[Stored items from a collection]
# # #

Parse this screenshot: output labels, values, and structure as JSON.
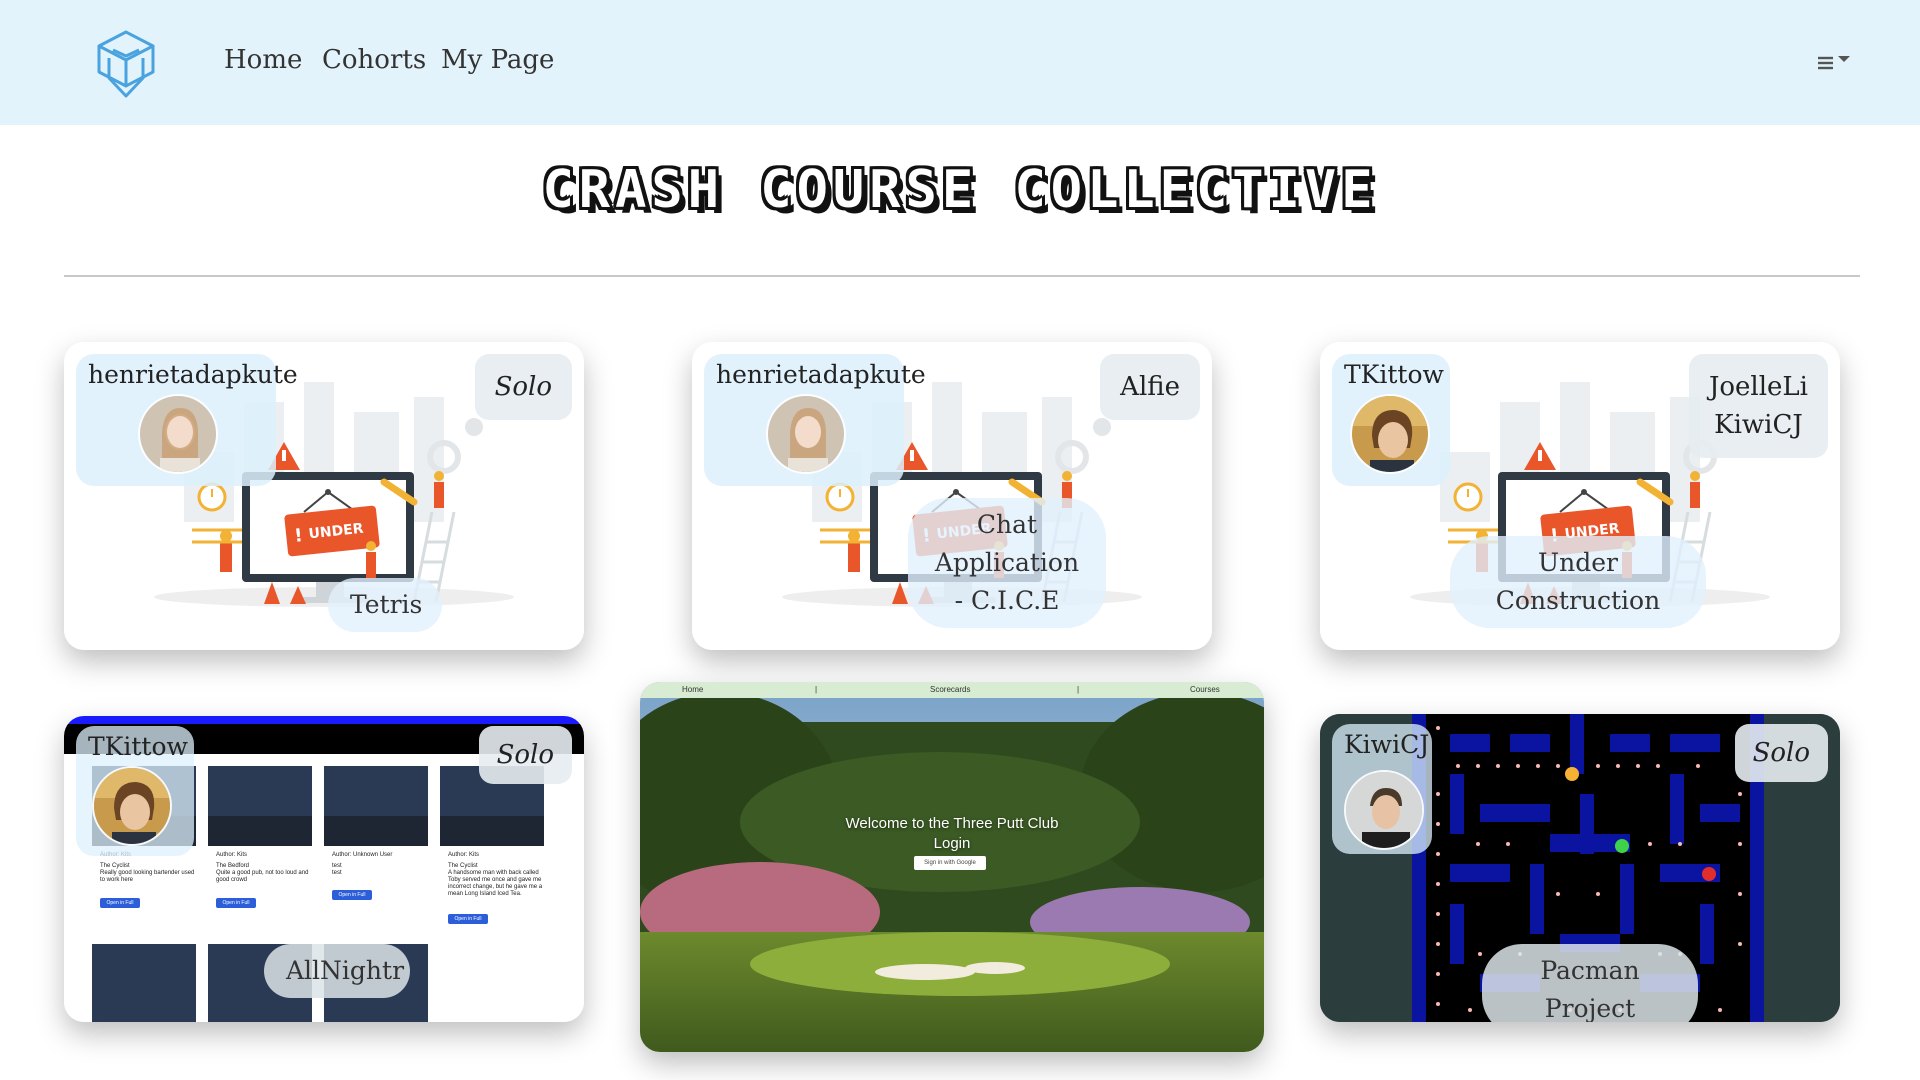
{
  "navbar": {
    "logo": "graduation-cube-logo",
    "links": [
      "Home",
      "Cohorts",
      "My Page"
    ],
    "menu_icon": "hamburger-icon",
    "background": "#e3f3fb"
  },
  "title": "CRASH COURSE COLLECTIVE",
  "cards": [
    {
      "author": "henrietadapkute",
      "partner": "Solo",
      "project": "Tetris",
      "thumbnail": "under-construction-illustration"
    },
    {
      "author": "henrietadapkute",
      "partner": "Alfie",
      "project": "Chat Application - C.I.C.E",
      "thumbnail": "under-construction-illustration"
    },
    {
      "author": "TKittow",
      "partners": [
        "JoelleLi",
        "KiwiCJ"
      ],
      "project": "Under Construction",
      "thumbnail": "under-construction-illustration"
    },
    {
      "author": "TKittow",
      "partner": "Solo",
      "project": "AllNightr",
      "thumbnail": "allnightr-screenshot",
      "thumb_posts": [
        {
          "author": "Author: Kits",
          "title": "The Cyclist",
          "body": "Really good looking bartender used to work here",
          "button": "Open in Full"
        },
        {
          "author": "Author: Kits",
          "title": "The Bedford",
          "body": "Quite a good pub, not too loud and good crowd",
          "button": "Open in Full"
        },
        {
          "author": "Author: Unknown User",
          "title": "test",
          "body": "test",
          "button": "Open in Full"
        },
        {
          "author": "Author: Kits",
          "title": "The Cyclist",
          "body": "A handsome man with back called Toby served me once and gave me incorrect change, but he gave me a mean Long Island Iced Tea.",
          "button": "Open in Full"
        }
      ]
    },
    {
      "thumbnail": "golf-course-screenshot",
      "thumb_nav": [
        "Home",
        "|",
        "Scorecards",
        "|",
        "Courses"
      ],
      "thumb_welcome": "Welcome to the Three Putt Club",
      "thumb_login": "Login",
      "thumb_signin": "Sign in with Google"
    },
    {
      "author": "KiwiCJ",
      "partner": "Solo",
      "project": "Pacman Project",
      "thumbnail": "pacman-maze-screenshot"
    }
  ]
}
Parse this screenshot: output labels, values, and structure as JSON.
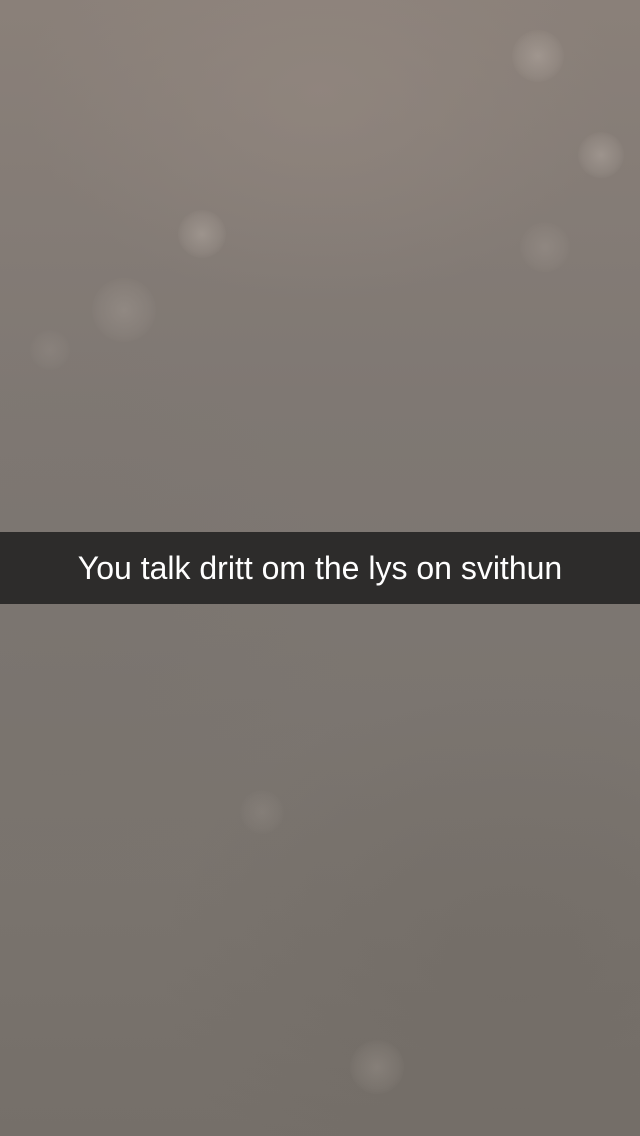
{
  "caption": {
    "text": "You talk dritt om the lys on svithun"
  },
  "colors": {
    "background": "#7f7873",
    "caption_bar": "#1c1c1c",
    "caption_text": "#ffffff"
  }
}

# # #

◆ PROMPT ◆
From the data above, count the lines where "body" occurs and give that figure and nothing else.

◆ SOLUTION ◆
4